───── Exercise materials
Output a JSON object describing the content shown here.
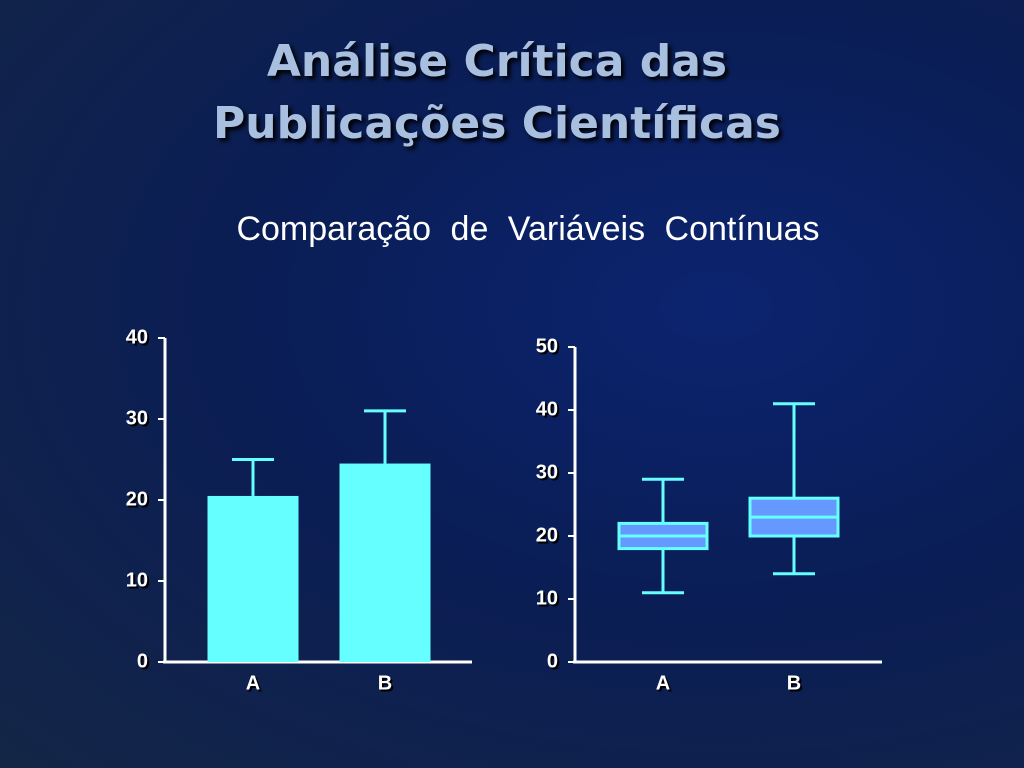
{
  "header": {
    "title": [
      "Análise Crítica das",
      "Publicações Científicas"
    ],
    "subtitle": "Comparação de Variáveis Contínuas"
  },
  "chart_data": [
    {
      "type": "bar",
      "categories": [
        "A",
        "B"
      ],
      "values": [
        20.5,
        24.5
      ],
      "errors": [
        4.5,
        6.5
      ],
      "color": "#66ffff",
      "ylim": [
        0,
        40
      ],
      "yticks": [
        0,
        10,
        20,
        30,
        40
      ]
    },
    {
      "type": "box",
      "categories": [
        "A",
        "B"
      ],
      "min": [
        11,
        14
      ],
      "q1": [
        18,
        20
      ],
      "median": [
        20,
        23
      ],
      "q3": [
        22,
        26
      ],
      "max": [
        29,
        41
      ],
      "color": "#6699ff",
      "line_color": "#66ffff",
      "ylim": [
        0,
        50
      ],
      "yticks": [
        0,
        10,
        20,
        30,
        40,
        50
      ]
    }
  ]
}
──────────
Required task -> Pictures stay out; repeat all the rest of the records exactly.

Solution ->
Output a JSON object describing the content shown here.
{
  "header": {
    "title": [
      "Análise Crítica das",
      "Publicações Científicas"
    ],
    "subtitle": "Comparação de Variáveis Contínuas"
  },
  "chart_data": [
    {
      "type": "bar",
      "categories": [
        "A",
        "B"
      ],
      "values": [
        20.5,
        24.5
      ],
      "errors": [
        4.5,
        6.5
      ],
      "color": "#66ffff",
      "ylim": [
        0,
        40
      ],
      "yticks": [
        0,
        10,
        20,
        30,
        40
      ]
    },
    {
      "type": "box",
      "categories": [
        "A",
        "B"
      ],
      "min": [
        11,
        14
      ],
      "q1": [
        18,
        20
      ],
      "median": [
        20,
        23
      ],
      "q3": [
        22,
        26
      ],
      "max": [
        29,
        41
      ],
      "color": "#6699ff",
      "line_color": "#66ffff",
      "ylim": [
        0,
        50
      ],
      "yticks": [
        0,
        10,
        20,
        30,
        40,
        50
      ]
    }
  ]
}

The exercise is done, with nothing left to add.